Task description: Exactly as they appear, output all of the records. Skip any images.
▬▬▬
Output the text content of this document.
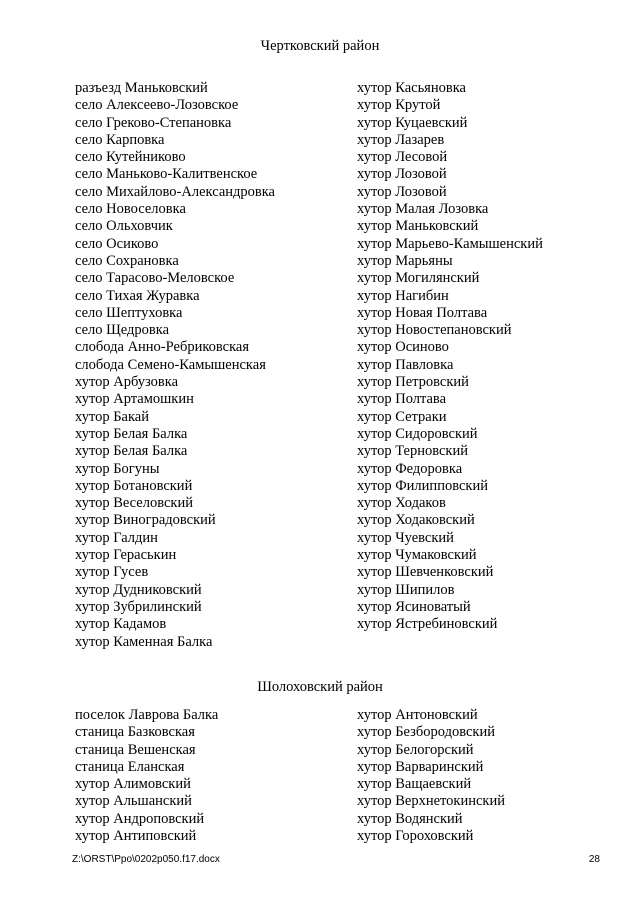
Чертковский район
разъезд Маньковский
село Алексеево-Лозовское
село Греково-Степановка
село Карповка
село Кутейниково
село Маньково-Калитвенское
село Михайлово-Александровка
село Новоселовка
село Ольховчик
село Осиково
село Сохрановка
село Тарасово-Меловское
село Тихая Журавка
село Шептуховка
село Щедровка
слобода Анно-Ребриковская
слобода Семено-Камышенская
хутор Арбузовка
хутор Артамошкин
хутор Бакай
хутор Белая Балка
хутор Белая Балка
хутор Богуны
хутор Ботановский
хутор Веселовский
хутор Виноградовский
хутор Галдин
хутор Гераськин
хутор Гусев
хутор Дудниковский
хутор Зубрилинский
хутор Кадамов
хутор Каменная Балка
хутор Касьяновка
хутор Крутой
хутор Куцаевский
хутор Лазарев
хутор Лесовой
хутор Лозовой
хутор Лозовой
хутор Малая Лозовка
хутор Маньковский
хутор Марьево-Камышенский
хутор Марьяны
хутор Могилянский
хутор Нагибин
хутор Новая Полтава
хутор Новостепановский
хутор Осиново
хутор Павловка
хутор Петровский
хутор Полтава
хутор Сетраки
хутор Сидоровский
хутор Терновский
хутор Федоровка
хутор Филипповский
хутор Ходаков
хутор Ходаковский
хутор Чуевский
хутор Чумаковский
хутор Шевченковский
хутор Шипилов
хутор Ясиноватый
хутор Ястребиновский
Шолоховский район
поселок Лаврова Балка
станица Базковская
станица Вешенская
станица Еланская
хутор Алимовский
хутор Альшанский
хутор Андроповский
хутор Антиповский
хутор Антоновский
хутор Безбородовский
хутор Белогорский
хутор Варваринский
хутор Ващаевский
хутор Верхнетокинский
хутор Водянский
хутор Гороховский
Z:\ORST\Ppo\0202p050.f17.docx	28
▬▬▬
Task result:
Output the text content of this document.
Чертковский район
разъезд Маньковский
село Алексеево-Лозовское
село Греково-Степановка
село Карповка
село Кутейниково
село Маньково-Калитвенское
село Михайлово-Александровка
село Новоселовка
село Ольховчик
село Осиково
село Сохрановка
село Тарасово-Меловское
село Тихая Журавка
село Шептуховка
село Щедровка
слобода Анно-Ребриковская
слобода Семено-Камышенская
хутор Арбузовка
хутор Артамошкин
хутор Бакай
хутор Белая Балка
хутор Белая Балка
хутор Богуны
хутор Ботановский
хутор Веселовский
хутор Виноградовский
хутор Галдин
хутор Гераськин
хутор Гусев
хутор Дудниковский
хутор Зубрилинский
хутор Кадамов
хутор Каменная Балка
хутор Касьяновка
хутор Крутой
хутор Куцаевский
хутор Лазарев
хутор Лесовой
хутор Лозовой
хутор Лозовой
хутор Малая Лозовка
хутор Маньковский
хутор Марьево-Камышенский
хутор Марьяны
хутор Могилянский
хутор Нагибин
хутор Новая Полтава
хутор Новостепановский
хутор Осиново
хутор Павловка
хутор Петровский
хутор Полтава
хутор Сетраки
хутор Сидоровский
хутор Терновский
хутор Федоровка
хутор Филипповский
хутор Ходаков
хутор Ходаковский
хутор Чуевский
хутор Чумаковский
хутор Шевченковский
хутор Шипилов
хутор Ясиноватый
хутор Ястребиновский
Шолоховский район
поселок Лаврова Балка
станица Базковская
станица Вешенская
станица Еланская
хутор Алимовский
хутор Альшанский
хутор Андроповский
хутор Антиповский
хутор Антоновский
хутор Безбородовский
хутор Белогорский
хутор Варваринский
хутор Ващаевский
хутор Верхнетокинский
хутор Водянский
хутор Гороховский
Z:\ORST\Ppo\0202p050.f17.docx	28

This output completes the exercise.